§ THE INPUT:

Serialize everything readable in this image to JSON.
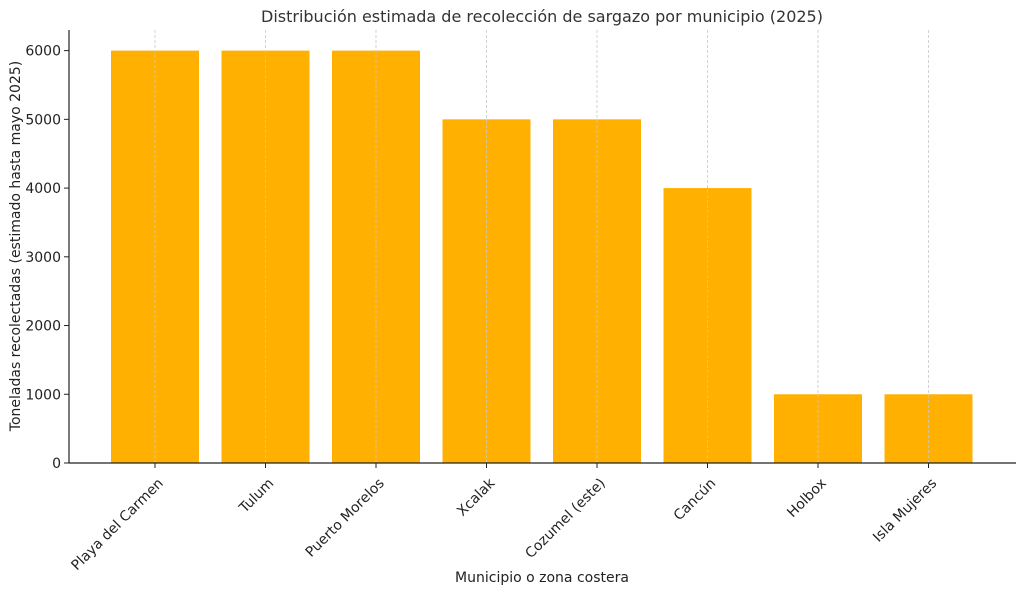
{
  "chart_data": {
    "type": "bar",
    "title": "Distribución estimada de recolección de sargazo por municipio (2025)",
    "xlabel": "Municipio o zona costera",
    "ylabel": "Toneladas recolectadas (estimado hasta mayo 2025)",
    "categories": [
      "Playa del Carmen",
      "Tulum",
      "Puerto Morelos",
      "Xcalak",
      "Cozumel (este)",
      "Cancún",
      "Holbox",
      "Isla Mujeres"
    ],
    "values": [
      6000,
      6000,
      6000,
      5000,
      5000,
      4000,
      1000,
      1000
    ],
    "ylim": [
      0,
      6300
    ],
    "yticks": [
      0,
      1000,
      2000,
      3000,
      4000,
      5000,
      6000
    ],
    "grid": "x-dashed",
    "bar_color": "#ffb000"
  }
}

§ WRITTEN EXERCISE: Go through the listing above and write it out again exactly, dropping the pictures.

§ WRITTEN ANSWER:
Serialize everything readable in this image to JSON.
{
  "chart_data": {
    "type": "bar",
    "title": "Distribución estimada de recolección de sargazo por municipio (2025)",
    "xlabel": "Municipio o zona costera",
    "ylabel": "Toneladas recolectadas (estimado hasta mayo 2025)",
    "categories": [
      "Playa del Carmen",
      "Tulum",
      "Puerto Morelos",
      "Xcalak",
      "Cozumel (este)",
      "Cancún",
      "Holbox",
      "Isla Mujeres"
    ],
    "values": [
      6000,
      6000,
      6000,
      5000,
      5000,
      4000,
      1000,
      1000
    ],
    "ylim": [
      0,
      6300
    ],
    "yticks": [
      0,
      1000,
      2000,
      3000,
      4000,
      5000,
      6000
    ],
    "grid": "x-dashed",
    "bar_color": "#ffb000"
  }
}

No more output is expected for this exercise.